***** Dataset rows *****

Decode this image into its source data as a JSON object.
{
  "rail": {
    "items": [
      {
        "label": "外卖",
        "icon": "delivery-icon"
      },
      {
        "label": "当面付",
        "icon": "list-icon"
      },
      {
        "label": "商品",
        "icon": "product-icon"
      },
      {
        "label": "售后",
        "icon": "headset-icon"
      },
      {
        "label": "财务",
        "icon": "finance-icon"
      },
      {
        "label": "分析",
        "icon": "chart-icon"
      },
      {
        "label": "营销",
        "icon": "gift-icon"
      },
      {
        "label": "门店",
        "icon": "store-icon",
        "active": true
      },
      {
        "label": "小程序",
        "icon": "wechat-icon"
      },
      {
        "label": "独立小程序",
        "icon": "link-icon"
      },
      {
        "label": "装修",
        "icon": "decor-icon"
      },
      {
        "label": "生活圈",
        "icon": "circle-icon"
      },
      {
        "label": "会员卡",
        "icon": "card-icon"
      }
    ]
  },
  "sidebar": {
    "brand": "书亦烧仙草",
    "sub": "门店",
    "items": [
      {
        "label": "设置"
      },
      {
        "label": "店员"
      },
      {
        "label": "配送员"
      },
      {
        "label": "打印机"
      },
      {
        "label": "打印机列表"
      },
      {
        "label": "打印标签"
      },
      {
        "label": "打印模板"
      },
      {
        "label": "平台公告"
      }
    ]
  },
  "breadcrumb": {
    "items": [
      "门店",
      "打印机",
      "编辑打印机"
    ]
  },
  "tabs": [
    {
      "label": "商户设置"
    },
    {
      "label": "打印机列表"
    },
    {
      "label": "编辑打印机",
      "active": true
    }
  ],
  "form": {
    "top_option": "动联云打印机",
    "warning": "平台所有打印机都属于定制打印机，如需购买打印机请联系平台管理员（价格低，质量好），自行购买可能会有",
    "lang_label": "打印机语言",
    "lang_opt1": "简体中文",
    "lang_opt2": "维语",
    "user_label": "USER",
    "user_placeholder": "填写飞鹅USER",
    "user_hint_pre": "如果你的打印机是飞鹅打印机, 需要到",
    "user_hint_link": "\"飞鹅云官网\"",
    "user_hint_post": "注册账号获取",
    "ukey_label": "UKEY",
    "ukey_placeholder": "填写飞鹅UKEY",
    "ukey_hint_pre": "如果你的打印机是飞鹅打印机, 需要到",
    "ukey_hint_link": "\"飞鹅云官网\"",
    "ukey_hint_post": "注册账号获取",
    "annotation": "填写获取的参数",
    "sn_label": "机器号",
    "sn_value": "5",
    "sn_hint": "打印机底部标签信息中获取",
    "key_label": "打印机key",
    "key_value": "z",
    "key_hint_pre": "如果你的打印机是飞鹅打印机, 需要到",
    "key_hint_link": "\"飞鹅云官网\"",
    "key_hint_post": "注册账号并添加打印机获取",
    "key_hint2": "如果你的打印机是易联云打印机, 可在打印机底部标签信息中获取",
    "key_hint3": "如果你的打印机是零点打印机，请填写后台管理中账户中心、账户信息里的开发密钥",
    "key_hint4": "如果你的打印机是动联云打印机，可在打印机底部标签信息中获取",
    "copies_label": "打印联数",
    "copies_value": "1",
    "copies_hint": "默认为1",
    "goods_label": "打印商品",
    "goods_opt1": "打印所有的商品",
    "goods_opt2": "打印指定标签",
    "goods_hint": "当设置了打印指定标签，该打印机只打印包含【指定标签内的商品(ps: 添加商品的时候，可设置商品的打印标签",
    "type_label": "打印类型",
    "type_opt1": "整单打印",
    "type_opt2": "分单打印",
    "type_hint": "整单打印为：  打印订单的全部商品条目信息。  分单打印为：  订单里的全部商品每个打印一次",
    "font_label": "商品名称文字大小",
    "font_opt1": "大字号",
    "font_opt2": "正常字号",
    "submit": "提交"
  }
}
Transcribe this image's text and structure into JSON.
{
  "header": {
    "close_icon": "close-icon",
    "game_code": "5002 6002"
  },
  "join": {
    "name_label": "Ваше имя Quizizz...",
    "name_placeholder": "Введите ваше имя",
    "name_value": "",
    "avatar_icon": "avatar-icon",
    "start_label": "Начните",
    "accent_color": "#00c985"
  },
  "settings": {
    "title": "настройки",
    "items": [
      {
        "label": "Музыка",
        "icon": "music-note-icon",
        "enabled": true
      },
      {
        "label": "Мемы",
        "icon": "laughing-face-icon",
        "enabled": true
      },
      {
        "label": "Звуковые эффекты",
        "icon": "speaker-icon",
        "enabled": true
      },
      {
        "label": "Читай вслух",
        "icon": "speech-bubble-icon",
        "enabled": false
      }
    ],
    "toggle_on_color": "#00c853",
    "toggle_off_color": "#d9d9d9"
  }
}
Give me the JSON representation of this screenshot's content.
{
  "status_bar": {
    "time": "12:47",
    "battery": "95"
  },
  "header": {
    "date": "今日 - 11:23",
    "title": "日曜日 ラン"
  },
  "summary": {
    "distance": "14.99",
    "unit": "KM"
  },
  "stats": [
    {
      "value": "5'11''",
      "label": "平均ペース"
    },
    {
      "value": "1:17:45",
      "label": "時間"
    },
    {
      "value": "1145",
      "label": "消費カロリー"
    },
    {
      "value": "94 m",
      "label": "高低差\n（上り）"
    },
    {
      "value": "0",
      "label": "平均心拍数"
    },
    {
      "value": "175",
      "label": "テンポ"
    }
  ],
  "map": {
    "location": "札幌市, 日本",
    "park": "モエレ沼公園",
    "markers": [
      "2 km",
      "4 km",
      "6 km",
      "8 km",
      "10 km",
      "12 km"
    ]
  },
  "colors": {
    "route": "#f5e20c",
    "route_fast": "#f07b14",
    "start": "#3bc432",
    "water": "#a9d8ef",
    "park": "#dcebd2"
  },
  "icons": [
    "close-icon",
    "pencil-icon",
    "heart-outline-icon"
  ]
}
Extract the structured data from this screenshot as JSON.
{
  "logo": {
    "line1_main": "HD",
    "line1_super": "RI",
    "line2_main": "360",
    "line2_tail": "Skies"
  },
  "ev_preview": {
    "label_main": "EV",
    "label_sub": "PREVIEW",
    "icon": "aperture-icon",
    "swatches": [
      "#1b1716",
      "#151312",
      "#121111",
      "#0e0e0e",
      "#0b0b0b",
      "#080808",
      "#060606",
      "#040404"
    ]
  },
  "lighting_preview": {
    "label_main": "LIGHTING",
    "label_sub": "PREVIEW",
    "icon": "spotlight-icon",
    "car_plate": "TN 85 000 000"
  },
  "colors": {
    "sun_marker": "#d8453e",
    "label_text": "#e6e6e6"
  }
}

*****

Work required: Restate the whole of the material exactly.

Correct result:
Decode this image into its source data as a JSON object.
{
  "rail": {
    "items": [
      {
        "label": "外卖",
        "icon": "delivery-icon"
      },
      {
        "label": "当面付",
        "icon": "list-icon"
      },
      {
        "label": "商品",
        "icon": "product-icon"
      },
      {
        "label": "售后",
        "icon": "headset-icon"
      },
      {
        "label": "财务",
        "icon": "finance-icon"
      },
      {
        "label": "分析",
        "icon": "chart-icon"
      },
      {
        "label": "营销",
        "icon": "gift-icon"
      },
      {
        "label": "门店",
        "icon": "store-icon",
        "active": true
      },
      {
        "label": "小程序",
        "icon": "wechat-icon"
      },
      {
        "label": "独立小程序",
        "icon": "link-icon"
      },
      {
        "label": "装修",
        "icon": "decor-icon"
      },
      {
        "label": "生活圈",
        "icon": "circle-icon"
      },
      {
        "label": "会员卡",
        "icon": "card-icon"
      }
    ]
  },
  "sidebar": {
    "brand": "书亦烧仙草",
    "sub": "门店",
    "items": [
      {
        "label": "设置"
      },
      {
        "label": "店员"
      },
      {
        "label": "配送员"
      },
      {
        "label": "打印机"
      },
      {
        "label": "打印机列表"
      },
      {
        "label": "打印标签"
      },
      {
        "label": "打印模板"
      },
      {
        "label": "平台公告"
      }
    ]
  },
  "breadcrumb": {
    "items": [
      "门店",
      "打印机",
      "编辑打印机"
    ]
  },
  "tabs": [
    {
      "label": "商户设置"
    },
    {
      "label": "打印机列表"
    },
    {
      "label": "编辑打印机",
      "active": true
    }
  ],
  "form": {
    "top_option": "动联云打印机",
    "warning": "平台所有打印机都属于定制打印机，如需购买打印机请联系平台管理员（价格低，质量好），自行购买可能会有",
    "lang_label": "打印机语言",
    "lang_opt1": "简体中文",
    "lang_opt2": "维语",
    "user_label": "USER",
    "user_placeholder": "填写飞鹅USER",
    "user_hint_pre": "如果你的打印机是飞鹅打印机, 需要到",
    "user_hint_link": "\"飞鹅云官网\"",
    "user_hint_post": "注册账号获取",
    "ukey_label": "UKEY",
    "ukey_placeholder": "填写飞鹅UKEY",
    "ukey_hint_pre": "如果你的打印机是飞鹅打印机, 需要到",
    "ukey_hint_link": "\"飞鹅云官网\"",
    "ukey_hint_post": "注册账号获取",
    "annotation": "填写获取的参数",
    "sn_label": "机器号",
    "sn_value": "5",
    "sn_hint": "打印机底部标签信息中获取",
    "key_label": "打印机key",
    "key_value": "z",
    "key_hint_pre": "如果你的打印机是飞鹅打印机, 需要到",
    "key_hint_link": "\"飞鹅云官网\"",
    "key_hint_post": "注册账号并添加打印机获取",
    "key_hint2": "如果你的打印机是易联云打印机, 可在打印机底部标签信息中获取",
    "key_hint3": "如果你的打印机是零点打印机，请填写后台管理中账户中心、账户信息里的开发密钥",
    "key_hint4": "如果你的打印机是动联云打印机，可在打印机底部标签信息中获取",
    "copies_label": "打印联数",
    "copies_value": "1",
    "copies_hint": "默认为1",
    "goods_label": "打印商品",
    "goods_opt1": "打印所有的商品",
    "goods_opt2": "打印指定标签",
    "goods_hint": "当设置了打印指定标签，该打印机只打印包含【指定标签内的商品(ps: 添加商品的时候，可设置商品的打印标签",
    "type_label": "打印类型",
    "type_opt1": "整单打印",
    "type_opt2": "分单打印",
    "type_hint": "整单打印为：  打印订单的全部商品条目信息。  分单打印为：  订单里的全部商品每个打印一次",
    "font_label": "商品名称文字大小",
    "font_opt1": "大字号",
    "font_opt2": "正常字号",
    "submit": "提交"
  }
}
Transcribe this image's text and structure into JSON.
{
  "header": {
    "close_icon": "close-icon",
    "game_code": "5002 6002"
  },
  "join": {
    "name_label": "Ваше имя Quizizz...",
    "name_placeholder": "Введите ваше имя",
    "name_value": "",
    "avatar_icon": "avatar-icon",
    "start_label": "Начните",
    "accent_color": "#00c985"
  },
  "settings": {
    "title": "настройки",
    "items": [
      {
        "label": "Музыка",
        "icon": "music-note-icon",
        "enabled": true
      },
      {
        "label": "Мемы",
        "icon": "laughing-face-icon",
        "enabled": true
      },
      {
        "label": "Звуковые эффекты",
        "icon": "speaker-icon",
        "enabled": true
      },
      {
        "label": "Читай вслух",
        "icon": "speech-bubble-icon",
        "enabled": false
      }
    ],
    "toggle_on_color": "#00c853",
    "toggle_off_color": "#d9d9d9"
  }
}
Give me the JSON representation of this screenshot's content.
{
  "status_bar": {
    "time": "12:47",
    "battery": "95"
  },
  "header": {
    "date": "今日 - 11:23",
    "title": "日曜日 ラン"
  },
  "summary": {
    "distance": "14.99",
    "unit": "KM"
  },
  "stats": [
    {
      "value": "5'11''",
      "label": "平均ペース"
    },
    {
      "value": "1:17:45",
      "label": "時間"
    },
    {
      "value": "1145",
      "label": "消費カロリー"
    },
    {
      "value": "94 m",
      "label": "高低差\n（上り）"
    },
    {
      "value": "0",
      "label": "平均心拍数"
    },
    {
      "value": "175",
      "label": "テンポ"
    }
  ],
  "map": {
    "location": "札幌市, 日本",
    "park": "モエレ沼公園",
    "markers": [
      "2 km",
      "4 km",
      "6 km",
      "8 km",
      "10 km",
      "12 km"
    ]
  },
  "colors": {
    "route": "#f5e20c",
    "route_fast": "#f07b14",
    "start": "#3bc432",
    "water": "#a9d8ef",
    "park": "#dcebd2"
  },
  "icons": [
    "close-icon",
    "pencil-icon",
    "heart-outline-icon"
  ]
}
Extract the structured data from this screenshot as JSON.
{
  "logo": {
    "line1_main": "HD",
    "line1_super": "RI",
    "line2_main": "360",
    "line2_tail": "Skies"
  },
  "ev_preview": {
    "label_main": "EV",
    "label_sub": "PREVIEW",
    "icon": "aperture-icon",
    "swatches": [
      "#1b1716",
      "#151312",
      "#121111",
      "#0e0e0e",
      "#0b0b0b",
      "#080808",
      "#060606",
      "#040404"
    ]
  },
  "lighting_preview": {
    "label_main": "LIGHTING",
    "label_sub": "PREVIEW",
    "icon": "spotlight-icon",
    "car_plate": "TN 85 000 000"
  },
  "colors": {
    "sun_marker": "#d8453e",
    "label_text": "#e6e6e6"
  }
}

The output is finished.